## WHAT TO WORK ON
Only the lines holding the string "mande" are needed. Copy each one.

## MATERIAL FOR THE TASK

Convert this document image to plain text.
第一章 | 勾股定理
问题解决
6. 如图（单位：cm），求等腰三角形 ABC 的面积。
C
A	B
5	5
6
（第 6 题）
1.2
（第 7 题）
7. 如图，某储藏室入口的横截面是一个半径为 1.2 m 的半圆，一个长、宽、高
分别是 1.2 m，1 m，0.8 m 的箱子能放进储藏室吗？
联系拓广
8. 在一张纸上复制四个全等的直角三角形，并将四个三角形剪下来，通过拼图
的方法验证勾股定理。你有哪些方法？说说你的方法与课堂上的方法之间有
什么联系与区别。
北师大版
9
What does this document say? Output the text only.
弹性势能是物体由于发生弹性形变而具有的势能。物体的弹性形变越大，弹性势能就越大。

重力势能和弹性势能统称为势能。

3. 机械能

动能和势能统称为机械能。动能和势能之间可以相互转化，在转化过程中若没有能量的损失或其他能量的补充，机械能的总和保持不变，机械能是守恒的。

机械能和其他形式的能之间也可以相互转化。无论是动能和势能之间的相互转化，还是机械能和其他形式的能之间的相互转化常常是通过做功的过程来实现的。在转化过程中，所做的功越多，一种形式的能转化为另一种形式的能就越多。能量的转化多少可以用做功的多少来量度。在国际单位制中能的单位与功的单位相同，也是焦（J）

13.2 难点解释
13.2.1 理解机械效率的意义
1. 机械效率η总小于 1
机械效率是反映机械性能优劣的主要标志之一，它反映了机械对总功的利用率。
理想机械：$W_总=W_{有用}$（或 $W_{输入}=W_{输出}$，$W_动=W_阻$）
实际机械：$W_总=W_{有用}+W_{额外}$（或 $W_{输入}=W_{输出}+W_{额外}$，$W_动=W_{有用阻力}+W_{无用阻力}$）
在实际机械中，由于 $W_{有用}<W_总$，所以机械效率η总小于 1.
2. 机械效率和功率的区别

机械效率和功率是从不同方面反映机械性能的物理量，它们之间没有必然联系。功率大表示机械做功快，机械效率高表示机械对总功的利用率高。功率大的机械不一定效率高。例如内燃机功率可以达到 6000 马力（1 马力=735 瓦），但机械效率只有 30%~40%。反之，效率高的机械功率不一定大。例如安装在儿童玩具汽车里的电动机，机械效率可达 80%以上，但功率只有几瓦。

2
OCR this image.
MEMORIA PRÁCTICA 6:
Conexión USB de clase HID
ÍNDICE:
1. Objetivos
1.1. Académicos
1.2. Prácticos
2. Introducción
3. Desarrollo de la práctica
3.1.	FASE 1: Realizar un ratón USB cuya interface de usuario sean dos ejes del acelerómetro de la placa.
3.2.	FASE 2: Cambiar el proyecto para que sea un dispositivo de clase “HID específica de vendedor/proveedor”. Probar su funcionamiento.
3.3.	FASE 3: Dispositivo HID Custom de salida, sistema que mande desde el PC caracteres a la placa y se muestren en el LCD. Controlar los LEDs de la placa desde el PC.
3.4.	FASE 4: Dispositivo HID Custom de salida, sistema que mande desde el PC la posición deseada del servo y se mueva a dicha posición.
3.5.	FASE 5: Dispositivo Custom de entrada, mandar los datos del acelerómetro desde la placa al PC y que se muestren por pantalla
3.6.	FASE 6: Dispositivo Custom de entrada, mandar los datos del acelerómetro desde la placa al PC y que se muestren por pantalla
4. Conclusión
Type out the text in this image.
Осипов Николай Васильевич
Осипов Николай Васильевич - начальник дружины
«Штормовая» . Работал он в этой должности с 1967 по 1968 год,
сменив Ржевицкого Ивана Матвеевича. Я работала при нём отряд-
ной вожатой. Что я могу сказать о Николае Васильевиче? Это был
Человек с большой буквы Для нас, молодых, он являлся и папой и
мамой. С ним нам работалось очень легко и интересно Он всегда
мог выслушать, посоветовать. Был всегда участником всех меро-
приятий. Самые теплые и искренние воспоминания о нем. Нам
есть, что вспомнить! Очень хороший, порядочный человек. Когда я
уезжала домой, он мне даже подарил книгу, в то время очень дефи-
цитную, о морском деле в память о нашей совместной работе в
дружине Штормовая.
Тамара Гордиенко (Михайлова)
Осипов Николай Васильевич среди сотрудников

## EXERCISE ANSWER
3.3.	FASE 3: Dispositivo HID Custom de salida, sistema que mande desde el PC caracteres a la placa y se muestren en el LCD. Controlar los LEDs de la placa desde el PC.
3.4.	FASE 4: Dispositivo HID Custom de salida, sistema que mande desde el PC la posición deseada del servo y se mueva a dicha posición.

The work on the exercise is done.